Labeled region entries:
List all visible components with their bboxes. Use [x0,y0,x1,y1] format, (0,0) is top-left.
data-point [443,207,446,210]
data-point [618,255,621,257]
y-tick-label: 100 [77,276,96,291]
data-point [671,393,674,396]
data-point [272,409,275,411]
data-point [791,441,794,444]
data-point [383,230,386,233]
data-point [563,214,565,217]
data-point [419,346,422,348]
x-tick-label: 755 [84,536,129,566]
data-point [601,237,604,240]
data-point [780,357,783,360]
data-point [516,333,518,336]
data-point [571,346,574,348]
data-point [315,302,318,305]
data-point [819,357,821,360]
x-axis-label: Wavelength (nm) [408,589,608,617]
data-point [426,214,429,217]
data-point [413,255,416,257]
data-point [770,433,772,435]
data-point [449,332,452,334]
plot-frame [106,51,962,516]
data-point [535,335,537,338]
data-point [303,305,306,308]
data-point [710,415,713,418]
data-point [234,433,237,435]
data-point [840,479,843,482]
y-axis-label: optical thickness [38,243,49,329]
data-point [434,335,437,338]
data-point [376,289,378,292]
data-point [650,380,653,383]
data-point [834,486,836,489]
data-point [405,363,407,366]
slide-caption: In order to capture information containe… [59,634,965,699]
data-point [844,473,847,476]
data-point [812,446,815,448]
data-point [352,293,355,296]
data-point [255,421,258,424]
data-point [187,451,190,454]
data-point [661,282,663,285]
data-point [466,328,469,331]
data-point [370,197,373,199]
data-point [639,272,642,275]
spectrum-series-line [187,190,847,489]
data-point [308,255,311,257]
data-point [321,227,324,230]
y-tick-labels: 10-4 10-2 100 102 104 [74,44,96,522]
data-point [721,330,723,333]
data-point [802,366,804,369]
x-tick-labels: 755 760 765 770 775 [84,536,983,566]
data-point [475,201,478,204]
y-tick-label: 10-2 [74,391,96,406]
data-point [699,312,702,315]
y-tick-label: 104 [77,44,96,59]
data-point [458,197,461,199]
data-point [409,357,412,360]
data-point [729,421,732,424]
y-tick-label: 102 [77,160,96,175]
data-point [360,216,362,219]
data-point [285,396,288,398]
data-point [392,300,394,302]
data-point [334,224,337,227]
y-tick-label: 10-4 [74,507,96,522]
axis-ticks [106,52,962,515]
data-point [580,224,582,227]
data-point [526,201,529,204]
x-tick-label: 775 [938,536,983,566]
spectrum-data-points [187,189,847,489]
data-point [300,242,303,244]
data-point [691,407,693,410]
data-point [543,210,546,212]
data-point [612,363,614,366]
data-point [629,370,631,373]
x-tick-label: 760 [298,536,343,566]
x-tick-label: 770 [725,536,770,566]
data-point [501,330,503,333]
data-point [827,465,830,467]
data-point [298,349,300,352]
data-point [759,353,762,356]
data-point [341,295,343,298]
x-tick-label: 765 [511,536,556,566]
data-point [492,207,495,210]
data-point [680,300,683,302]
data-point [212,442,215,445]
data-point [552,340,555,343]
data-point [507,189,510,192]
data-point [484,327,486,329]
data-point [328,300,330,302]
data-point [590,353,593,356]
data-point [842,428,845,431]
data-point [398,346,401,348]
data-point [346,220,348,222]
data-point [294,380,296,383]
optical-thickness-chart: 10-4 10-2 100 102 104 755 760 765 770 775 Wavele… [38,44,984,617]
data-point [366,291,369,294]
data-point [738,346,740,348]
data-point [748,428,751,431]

==

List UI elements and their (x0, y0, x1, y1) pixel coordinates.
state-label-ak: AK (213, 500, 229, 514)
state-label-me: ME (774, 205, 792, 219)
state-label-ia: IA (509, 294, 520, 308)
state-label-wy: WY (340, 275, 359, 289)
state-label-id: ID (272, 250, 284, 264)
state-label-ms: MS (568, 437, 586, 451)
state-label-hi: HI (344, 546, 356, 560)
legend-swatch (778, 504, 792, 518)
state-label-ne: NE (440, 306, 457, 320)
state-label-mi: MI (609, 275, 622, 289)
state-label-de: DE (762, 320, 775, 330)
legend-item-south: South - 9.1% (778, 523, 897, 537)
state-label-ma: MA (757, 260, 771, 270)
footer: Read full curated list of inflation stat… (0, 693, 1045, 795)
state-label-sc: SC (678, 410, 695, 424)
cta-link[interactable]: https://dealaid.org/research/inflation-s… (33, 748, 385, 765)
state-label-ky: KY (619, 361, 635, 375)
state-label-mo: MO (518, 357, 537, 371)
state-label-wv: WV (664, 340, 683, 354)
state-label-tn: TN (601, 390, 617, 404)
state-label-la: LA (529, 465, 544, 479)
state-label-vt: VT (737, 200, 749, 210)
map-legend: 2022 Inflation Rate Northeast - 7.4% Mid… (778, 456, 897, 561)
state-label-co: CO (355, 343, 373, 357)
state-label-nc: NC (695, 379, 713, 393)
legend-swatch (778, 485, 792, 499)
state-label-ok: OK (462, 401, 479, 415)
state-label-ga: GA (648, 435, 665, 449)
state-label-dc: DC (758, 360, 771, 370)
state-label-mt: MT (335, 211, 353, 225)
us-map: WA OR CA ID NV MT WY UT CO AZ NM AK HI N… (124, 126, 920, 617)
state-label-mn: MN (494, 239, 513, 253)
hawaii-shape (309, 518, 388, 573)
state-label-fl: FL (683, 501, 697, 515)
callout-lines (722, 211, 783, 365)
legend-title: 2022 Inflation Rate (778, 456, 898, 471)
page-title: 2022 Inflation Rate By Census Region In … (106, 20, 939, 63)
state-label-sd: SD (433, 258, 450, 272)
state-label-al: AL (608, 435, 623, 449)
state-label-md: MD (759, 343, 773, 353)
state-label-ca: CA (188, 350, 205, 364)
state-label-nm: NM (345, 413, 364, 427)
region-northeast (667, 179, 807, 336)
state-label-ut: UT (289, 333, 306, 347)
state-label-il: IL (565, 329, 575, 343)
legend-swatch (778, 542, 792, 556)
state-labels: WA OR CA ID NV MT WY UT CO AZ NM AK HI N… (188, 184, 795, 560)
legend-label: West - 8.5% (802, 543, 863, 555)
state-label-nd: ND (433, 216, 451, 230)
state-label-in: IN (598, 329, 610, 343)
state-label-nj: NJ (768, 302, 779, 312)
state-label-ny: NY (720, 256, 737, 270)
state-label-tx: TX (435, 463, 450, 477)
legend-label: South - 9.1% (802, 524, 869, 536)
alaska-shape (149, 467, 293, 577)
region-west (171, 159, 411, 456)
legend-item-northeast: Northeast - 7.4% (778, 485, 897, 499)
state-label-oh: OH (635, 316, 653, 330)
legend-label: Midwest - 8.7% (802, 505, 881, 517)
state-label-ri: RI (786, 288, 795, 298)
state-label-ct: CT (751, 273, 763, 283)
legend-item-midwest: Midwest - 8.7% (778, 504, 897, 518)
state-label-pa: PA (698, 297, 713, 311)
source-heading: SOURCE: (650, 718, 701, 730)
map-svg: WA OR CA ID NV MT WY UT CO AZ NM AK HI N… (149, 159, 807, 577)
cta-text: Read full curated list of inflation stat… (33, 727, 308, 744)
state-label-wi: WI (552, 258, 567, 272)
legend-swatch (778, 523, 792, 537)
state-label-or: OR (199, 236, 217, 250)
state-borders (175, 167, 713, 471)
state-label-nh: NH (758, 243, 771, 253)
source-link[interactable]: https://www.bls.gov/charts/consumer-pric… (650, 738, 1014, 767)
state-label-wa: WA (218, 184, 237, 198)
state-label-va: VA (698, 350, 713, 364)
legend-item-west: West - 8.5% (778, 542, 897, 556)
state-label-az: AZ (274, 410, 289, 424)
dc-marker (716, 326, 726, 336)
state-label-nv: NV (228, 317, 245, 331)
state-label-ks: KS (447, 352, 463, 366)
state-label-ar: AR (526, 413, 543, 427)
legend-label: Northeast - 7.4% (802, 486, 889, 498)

YOUR OBJECTIVE: Copy out every row above that contains the string "source", treating uppercase and lowercase as different.

FINISHED EXERCISE:
source-heading: SOURCE: (650, 718, 701, 730)
source-link[interactable]: https://www.bls.gov/charts/consumer-pric… (650, 738, 1014, 767)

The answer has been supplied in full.